- _To be done_
Pick out every line of the records that contains the word "inputs", and copy each such line.
* * * * * * * * *
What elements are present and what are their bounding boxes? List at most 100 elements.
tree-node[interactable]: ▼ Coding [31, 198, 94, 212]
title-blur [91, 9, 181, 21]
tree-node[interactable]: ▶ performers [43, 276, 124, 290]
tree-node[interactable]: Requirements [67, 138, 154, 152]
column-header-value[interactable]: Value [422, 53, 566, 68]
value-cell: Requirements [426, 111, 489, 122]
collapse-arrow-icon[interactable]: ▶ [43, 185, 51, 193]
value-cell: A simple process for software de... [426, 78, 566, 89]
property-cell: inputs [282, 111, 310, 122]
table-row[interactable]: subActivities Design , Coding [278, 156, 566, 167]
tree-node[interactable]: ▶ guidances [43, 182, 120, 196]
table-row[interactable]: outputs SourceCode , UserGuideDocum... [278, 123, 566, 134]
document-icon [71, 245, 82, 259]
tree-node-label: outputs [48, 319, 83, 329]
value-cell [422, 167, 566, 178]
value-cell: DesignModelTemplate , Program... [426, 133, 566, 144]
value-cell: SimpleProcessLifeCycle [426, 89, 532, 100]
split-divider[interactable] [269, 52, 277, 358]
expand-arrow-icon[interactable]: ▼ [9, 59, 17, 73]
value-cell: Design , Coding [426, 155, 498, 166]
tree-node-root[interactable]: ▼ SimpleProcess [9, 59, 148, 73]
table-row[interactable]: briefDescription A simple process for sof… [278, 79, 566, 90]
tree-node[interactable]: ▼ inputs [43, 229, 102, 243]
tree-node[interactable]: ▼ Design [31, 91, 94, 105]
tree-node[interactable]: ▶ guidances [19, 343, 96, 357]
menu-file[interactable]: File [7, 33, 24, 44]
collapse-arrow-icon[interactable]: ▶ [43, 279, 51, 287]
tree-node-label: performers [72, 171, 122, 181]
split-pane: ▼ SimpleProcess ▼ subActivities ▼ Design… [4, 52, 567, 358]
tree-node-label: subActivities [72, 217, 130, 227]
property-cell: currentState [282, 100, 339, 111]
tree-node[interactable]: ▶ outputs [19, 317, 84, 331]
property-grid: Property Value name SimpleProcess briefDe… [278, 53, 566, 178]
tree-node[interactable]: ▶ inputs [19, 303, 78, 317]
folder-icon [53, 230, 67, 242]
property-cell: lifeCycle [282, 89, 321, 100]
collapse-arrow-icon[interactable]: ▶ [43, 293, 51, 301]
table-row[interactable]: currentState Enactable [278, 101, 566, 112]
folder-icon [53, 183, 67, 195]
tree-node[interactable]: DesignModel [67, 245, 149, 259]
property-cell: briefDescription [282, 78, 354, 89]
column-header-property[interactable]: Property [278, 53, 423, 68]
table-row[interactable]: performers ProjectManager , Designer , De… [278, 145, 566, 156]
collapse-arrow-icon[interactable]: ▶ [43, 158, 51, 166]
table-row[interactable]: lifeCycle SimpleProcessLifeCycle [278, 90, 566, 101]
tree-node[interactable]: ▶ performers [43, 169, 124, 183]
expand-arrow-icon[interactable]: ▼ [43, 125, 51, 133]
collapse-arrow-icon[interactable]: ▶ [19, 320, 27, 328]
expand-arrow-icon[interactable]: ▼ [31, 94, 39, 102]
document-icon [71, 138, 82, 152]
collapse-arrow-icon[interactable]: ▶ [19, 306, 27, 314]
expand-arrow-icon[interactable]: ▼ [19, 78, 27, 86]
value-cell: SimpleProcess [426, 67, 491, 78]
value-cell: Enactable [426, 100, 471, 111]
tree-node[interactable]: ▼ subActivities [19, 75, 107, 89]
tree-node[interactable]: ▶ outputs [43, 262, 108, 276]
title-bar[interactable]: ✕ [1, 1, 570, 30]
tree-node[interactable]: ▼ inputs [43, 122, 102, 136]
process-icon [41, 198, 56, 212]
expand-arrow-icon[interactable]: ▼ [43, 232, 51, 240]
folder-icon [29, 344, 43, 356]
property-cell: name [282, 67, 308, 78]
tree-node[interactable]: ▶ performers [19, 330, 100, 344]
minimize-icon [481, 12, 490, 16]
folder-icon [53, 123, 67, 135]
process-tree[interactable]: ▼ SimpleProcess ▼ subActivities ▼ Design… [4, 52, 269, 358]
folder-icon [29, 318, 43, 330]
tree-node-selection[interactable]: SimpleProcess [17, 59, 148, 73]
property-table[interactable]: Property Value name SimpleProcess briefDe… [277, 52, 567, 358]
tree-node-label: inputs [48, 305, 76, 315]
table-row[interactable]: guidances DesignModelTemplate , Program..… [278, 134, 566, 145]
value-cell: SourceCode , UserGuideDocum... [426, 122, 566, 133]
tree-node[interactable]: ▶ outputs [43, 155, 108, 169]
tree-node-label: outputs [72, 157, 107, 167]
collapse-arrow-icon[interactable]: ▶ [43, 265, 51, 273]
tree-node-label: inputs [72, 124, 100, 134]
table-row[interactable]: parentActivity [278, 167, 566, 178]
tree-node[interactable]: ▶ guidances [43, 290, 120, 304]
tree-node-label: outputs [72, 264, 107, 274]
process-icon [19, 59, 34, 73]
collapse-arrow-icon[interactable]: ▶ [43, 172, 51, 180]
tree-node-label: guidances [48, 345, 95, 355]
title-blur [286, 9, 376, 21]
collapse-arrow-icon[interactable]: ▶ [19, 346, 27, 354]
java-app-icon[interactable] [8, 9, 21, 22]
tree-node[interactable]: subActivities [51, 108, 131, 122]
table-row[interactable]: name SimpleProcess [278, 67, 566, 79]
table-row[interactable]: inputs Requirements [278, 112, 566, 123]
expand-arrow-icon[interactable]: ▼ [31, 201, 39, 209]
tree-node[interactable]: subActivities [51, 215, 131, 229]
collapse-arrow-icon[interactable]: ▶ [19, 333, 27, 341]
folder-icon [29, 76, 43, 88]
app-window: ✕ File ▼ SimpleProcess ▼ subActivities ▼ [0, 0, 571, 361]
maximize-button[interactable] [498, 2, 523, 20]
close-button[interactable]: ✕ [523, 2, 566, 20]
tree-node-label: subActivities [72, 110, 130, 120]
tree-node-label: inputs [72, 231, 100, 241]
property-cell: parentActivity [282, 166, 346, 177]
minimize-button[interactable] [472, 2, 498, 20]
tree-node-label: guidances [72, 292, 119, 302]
* * * * * * * * *
- _Worked answer_
property-cell: inputs [282, 111, 310, 122]
tree-node[interactable]: ▼ inputs [43, 229, 102, 243]
tree-node[interactable]: ▶ inputs [19, 303, 78, 317]
tree-node[interactable]: ▼ inputs [43, 122, 102, 136]
tree-node-label: inputs [48, 305, 76, 315]
tree-node-label: inputs [72, 124, 100, 134]
table-row[interactable]: inputs Requirements [278, 112, 566, 123]
tree-node-label: inputs [72, 231, 100, 241]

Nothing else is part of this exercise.